● **What is asked**
Reproduce the lines of the listing from its first line through the line containing "x-tick-label: 12/10: [296, 260, 326, 272]", including both.

● **Data for this task**
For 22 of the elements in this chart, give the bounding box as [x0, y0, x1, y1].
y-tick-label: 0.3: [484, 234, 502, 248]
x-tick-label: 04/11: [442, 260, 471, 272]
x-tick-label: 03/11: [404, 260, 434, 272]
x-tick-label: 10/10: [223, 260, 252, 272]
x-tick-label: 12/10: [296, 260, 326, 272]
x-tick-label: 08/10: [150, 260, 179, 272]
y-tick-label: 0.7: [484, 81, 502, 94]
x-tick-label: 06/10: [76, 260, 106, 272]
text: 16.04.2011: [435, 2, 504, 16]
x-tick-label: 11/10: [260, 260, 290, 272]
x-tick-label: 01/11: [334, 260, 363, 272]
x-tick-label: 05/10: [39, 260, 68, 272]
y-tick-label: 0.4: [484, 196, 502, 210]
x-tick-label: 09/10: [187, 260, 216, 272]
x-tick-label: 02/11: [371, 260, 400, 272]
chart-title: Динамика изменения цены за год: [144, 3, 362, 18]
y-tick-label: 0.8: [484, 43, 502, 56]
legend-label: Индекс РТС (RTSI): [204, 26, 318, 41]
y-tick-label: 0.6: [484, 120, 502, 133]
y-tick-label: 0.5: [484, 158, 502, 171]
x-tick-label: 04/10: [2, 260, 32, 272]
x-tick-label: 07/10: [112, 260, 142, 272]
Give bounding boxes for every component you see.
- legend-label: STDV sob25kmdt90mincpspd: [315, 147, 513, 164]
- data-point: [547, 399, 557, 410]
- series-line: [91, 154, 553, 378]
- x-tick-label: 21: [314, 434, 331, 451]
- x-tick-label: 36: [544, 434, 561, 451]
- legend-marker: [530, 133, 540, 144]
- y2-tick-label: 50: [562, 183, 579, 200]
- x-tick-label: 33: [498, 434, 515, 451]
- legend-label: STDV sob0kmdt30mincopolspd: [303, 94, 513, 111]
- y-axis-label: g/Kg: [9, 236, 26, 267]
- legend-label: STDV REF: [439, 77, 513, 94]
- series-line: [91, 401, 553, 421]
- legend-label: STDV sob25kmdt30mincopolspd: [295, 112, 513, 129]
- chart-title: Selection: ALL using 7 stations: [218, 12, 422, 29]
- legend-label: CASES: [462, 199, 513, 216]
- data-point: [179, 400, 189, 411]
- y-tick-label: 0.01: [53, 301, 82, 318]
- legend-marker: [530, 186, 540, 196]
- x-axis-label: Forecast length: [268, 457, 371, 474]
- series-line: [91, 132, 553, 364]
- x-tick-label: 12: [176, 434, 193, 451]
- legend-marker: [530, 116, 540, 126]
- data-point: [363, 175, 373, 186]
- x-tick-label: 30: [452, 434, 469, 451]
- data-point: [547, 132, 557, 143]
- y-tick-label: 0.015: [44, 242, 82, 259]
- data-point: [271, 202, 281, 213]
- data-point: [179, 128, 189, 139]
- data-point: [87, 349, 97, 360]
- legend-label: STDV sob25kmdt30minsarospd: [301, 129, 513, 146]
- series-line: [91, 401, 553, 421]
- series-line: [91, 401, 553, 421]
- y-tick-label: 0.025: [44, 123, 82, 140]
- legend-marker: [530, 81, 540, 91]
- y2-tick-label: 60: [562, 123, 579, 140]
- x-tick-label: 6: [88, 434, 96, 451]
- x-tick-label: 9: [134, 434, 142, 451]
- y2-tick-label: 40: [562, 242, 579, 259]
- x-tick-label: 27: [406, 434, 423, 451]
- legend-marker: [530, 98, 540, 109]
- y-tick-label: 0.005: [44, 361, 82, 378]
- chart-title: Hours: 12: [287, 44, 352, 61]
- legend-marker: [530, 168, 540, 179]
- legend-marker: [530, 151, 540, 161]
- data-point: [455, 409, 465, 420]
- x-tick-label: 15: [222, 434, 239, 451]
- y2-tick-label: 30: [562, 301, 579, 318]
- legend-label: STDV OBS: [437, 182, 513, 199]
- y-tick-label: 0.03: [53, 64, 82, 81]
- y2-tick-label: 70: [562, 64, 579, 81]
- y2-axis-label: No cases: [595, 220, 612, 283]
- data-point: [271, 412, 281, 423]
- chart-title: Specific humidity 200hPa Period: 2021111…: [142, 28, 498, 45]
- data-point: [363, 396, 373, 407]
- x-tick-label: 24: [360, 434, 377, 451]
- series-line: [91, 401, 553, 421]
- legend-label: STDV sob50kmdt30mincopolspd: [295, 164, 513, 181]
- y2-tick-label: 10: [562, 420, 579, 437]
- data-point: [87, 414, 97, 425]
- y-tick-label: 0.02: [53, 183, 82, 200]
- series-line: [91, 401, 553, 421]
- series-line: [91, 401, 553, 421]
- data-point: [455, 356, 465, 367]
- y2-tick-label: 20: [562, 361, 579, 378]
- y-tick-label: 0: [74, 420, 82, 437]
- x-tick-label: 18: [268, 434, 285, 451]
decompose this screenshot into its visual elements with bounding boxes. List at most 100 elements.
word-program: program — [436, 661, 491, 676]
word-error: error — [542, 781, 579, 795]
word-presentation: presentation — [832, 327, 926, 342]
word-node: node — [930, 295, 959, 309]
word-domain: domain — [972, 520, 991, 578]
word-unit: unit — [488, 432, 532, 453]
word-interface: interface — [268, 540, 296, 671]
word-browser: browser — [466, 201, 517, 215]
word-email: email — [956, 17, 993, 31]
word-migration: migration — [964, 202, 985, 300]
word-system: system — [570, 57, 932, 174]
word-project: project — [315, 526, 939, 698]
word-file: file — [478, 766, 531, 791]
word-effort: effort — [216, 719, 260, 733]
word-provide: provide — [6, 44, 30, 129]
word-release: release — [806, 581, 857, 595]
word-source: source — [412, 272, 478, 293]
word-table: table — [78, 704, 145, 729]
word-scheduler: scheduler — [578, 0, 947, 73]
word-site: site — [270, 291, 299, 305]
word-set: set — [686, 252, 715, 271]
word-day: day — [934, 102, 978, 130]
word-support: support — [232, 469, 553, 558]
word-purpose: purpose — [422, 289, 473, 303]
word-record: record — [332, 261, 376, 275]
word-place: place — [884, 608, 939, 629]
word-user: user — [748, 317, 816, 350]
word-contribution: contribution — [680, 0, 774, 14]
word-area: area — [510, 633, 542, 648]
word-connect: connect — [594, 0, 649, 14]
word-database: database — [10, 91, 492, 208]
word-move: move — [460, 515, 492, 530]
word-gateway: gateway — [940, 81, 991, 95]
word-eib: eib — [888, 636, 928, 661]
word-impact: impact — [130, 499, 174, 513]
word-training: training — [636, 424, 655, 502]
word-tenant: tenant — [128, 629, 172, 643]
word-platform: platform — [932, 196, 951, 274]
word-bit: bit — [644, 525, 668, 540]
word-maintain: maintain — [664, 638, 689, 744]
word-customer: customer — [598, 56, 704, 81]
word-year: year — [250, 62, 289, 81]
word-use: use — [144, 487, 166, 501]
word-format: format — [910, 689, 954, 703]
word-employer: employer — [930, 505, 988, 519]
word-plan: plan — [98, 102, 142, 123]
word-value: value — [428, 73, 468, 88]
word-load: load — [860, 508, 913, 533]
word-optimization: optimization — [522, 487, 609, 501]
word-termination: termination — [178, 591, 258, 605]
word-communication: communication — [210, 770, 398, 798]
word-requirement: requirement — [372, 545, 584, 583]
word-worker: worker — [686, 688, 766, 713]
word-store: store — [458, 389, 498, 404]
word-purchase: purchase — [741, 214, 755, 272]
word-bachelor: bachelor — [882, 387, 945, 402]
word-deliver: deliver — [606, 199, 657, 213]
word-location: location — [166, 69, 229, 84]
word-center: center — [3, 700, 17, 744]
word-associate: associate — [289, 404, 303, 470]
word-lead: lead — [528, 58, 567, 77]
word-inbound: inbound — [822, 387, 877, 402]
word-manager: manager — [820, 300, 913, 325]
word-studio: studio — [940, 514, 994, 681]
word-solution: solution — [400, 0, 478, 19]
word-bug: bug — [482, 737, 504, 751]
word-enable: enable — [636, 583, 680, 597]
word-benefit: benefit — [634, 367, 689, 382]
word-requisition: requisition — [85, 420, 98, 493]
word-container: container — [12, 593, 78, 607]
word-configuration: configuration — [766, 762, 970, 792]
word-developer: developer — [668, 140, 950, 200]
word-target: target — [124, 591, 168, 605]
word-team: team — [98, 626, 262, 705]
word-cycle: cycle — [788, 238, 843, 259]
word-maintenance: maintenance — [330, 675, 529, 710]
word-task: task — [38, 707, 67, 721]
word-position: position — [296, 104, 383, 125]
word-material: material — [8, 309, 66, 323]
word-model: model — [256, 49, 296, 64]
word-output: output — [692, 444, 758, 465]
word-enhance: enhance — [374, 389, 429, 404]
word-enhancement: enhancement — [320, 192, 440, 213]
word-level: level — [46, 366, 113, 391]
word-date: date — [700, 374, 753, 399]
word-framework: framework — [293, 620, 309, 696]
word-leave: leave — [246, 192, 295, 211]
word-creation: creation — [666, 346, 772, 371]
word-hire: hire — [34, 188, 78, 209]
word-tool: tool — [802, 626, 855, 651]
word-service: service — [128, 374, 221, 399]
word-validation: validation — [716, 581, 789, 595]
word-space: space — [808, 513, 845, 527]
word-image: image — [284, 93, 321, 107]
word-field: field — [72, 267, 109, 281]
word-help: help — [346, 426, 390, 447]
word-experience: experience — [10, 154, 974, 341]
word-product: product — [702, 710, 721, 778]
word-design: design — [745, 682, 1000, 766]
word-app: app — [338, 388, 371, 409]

● **The output**
For 22 of the elements in this chart, give the bounding box as [x0, y0, x1, y1].
y-tick-label: 0.3: [484, 234, 502, 248]
x-tick-label: 04/11: [442, 260, 471, 272]
x-tick-label: 03/11: [404, 260, 434, 272]
x-tick-label: 10/10: [223, 260, 252, 272]
x-tick-label: 12/10: [296, 260, 326, 272]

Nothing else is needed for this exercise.